Records:
-------

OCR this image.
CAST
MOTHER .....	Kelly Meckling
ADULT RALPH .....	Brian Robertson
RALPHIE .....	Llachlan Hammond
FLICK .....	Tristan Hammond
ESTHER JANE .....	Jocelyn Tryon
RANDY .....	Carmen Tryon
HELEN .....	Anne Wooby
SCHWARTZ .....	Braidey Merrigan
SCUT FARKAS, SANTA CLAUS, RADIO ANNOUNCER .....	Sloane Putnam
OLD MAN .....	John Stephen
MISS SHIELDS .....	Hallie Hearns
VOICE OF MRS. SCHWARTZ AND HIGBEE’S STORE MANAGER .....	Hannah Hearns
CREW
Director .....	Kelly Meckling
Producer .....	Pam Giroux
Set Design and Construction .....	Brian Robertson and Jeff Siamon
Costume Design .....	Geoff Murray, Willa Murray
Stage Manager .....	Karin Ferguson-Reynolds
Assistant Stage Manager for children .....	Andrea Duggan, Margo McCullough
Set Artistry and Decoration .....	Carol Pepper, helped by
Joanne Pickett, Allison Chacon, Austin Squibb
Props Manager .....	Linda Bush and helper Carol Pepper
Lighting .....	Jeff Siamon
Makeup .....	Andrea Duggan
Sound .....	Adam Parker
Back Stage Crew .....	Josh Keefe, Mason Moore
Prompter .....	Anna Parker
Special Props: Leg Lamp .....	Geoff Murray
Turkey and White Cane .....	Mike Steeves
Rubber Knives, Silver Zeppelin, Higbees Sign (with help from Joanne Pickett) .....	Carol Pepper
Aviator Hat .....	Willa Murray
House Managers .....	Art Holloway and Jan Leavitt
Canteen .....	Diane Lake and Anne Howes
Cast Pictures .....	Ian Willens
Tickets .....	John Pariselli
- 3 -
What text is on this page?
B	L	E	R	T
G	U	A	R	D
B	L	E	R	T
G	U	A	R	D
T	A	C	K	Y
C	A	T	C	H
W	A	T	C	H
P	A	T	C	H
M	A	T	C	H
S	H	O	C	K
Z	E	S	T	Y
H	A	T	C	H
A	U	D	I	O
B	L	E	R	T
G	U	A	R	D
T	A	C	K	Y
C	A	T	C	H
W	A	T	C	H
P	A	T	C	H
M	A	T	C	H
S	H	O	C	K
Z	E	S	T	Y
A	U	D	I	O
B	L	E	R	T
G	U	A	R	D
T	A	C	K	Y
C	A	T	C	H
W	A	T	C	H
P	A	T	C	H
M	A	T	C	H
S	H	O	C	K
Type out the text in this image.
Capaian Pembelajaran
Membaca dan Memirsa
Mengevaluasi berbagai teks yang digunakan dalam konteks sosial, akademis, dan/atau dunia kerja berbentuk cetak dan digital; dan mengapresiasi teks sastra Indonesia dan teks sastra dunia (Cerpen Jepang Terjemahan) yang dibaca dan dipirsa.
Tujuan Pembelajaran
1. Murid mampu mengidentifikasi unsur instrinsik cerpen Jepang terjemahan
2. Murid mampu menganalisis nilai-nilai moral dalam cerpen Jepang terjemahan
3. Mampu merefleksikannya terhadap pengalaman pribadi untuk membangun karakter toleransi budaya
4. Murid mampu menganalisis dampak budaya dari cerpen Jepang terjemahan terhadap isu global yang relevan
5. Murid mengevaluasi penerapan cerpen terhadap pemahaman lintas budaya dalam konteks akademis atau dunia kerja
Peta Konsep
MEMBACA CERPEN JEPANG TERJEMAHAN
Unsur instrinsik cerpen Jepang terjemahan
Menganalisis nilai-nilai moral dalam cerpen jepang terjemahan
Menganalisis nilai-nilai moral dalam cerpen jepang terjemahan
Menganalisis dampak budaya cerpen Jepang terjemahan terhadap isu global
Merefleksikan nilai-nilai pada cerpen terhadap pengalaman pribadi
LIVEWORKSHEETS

-------

Given problem:
In the entries above, count each line with "atau"; reply with the total only.

Reply:
2